Collected data

- - -

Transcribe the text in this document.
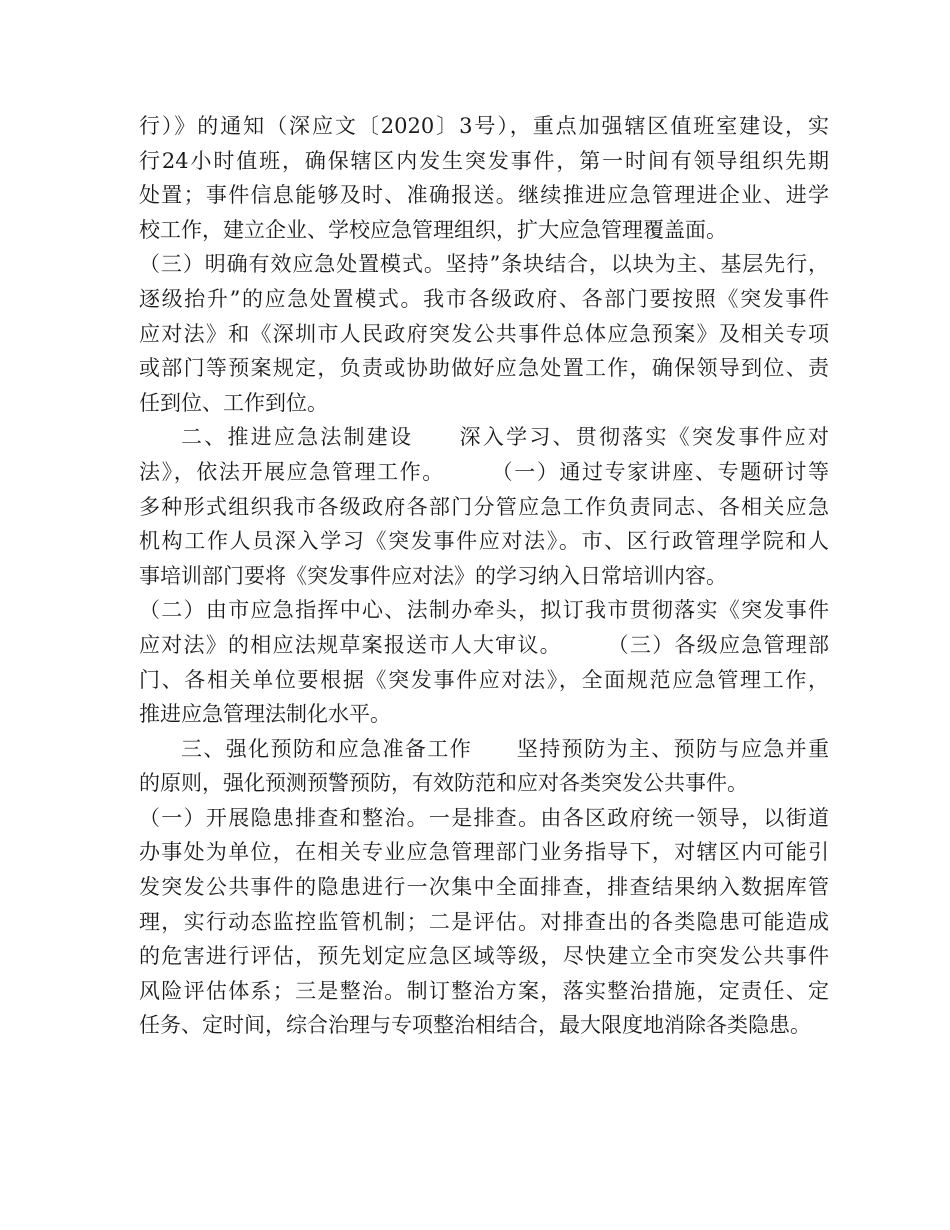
行）》的通知（深应文〔2020〕3号），重点加强辖区值班室建设，实
行24小时值班，确保辖区内发生突发事件，第一时间有领导组织先期
处置；事件信息能够及时、准确报送。继续推进应急管理进企业、进学
校工作，建立企业、学校应急管理组织，扩大应急管理覆盖面。
（三）明确有效应急处置模式。坚持”条块结合，以块为主、基层先行，
逐级抬升”的应急处置模式。我市各级政府、各部门要按照《突发事件
应对法》和《深圳市人民政府突发公共事件总体应急预案》及相关专项
或部门等预案规定，负责或协助做好应急处置工作，确保领导到位、责
任到位、工作到位。
二、推进应急法制建设　　深入学习、贯彻落实《突发事件应对
法》，依法开展应急管理工作。　　　（一）通过专家讲座、专题研讨等
多种形式组织我市各级政府各部门分管应急工作负责同志、各相关应急
机构工作人员深入学习《突发事件应对法》。市、区行政管理学院和人
事培训部门要将《突发事件应对法》的学习纳入日常培训内容。
（二）由市应急指挥中心、法制办牵头，拟订我市贯彻落实《突发事件
应对法》的相应法规草案报送市人大审议。　　　（三）各级应急管理部
门、各相关单位要根据《突发事件应对法》，全面规范应急管理工作，
推进应急管理法制化水平。
三、强化预防和应急准备工作　　坚持预防为主、预防与应急并重
的原则，强化预测预警预防，有效防范和应对各类突发公共事件。
（一）开展隐患排查和整治。一是排查。由各区政府统一领导，以街道
办事处为单位，在相关专业应急管理部门业务指导下，对辖区内可能引
发突发公共事件的隐患进行一次集中全面排查，排查结果纳入数据库管
理，实行动态监控监管机制；二是评估。对排查出的各类隐患可能造成
的危害进行评估，预先划定应急区域等级，尽快建立全市突发公共事件
风险评估体系；三是整治。制订整治方案，落实整治措施，定责任、定
任务、定时间，综合治理与专项整治相结合，最大限度地消除各类隐患。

- - -

[SET PROBLEM] Nothing in the entries above should change when they are printed again, except that the pictures are dropped.

[EXPECTED ANSWER]
Transcribe the text in this document.
行）》的通知（深应文〔2020〕3号），重点加强辖区值班室建设，实
行24小时值班，确保辖区内发生突发事件，第一时间有领导组织先期
处置；事件信息能够及时、准确报送。继续推进应急管理进企业、进学
校工作，建立企业、学校应急管理组织，扩大应急管理覆盖面。
（三）明确有效应急处置模式。坚持”条块结合，以块为主、基层先行，
逐级抬升”的应急处置模式。我市各级政府、各部门要按照《突发事件
应对法》和《深圳市人民政府突发公共事件总体应急预案》及相关专项
或部门等预案规定，负责或协助做好应急处置工作，确保领导到位、责
任到位、工作到位。
二、推进应急法制建设　　深入学习、贯彻落实《突发事件应对
法》，依法开展应急管理工作。　　　（一）通过专家讲座、专题研讨等
多种形式组织我市各级政府各部门分管应急工作负责同志、各相关应急
机构工作人员深入学习《突发事件应对法》。市、区行政管理学院和人
事培训部门要将《突发事件应对法》的学习纳入日常培训内容。
（二）由市应急指挥中心、法制办牵头，拟订我市贯彻落实《突发事件
应对法》的相应法规草案报送市人大审议。　　　（三）各级应急管理部
门、各相关单位要根据《突发事件应对法》，全面规范应急管理工作，
推进应急管理法制化水平。
三、强化预防和应急准备工作　　坚持预防为主、预防与应急并重
的原则，强化预测预警预防，有效防范和应对各类突发公共事件。
（一）开展隐患排查和整治。一是排查。由各区政府统一领导，以街道
办事处为单位，在相关专业应急管理部门业务指导下，对辖区内可能引
发突发公共事件的隐患进行一次集中全面排查，排查结果纳入数据库管
理，实行动态监控监管机制；二是评估。对排查出的各类隐患可能造成
的危害进行评估，预先划定应急区域等级，尽快建立全市突发公共事件
风险评估体系；三是整治。制订整治方案，落实整治措施，定责任、定
任务、定时间，综合治理与专项整治相结合，最大限度地消除各类隐患。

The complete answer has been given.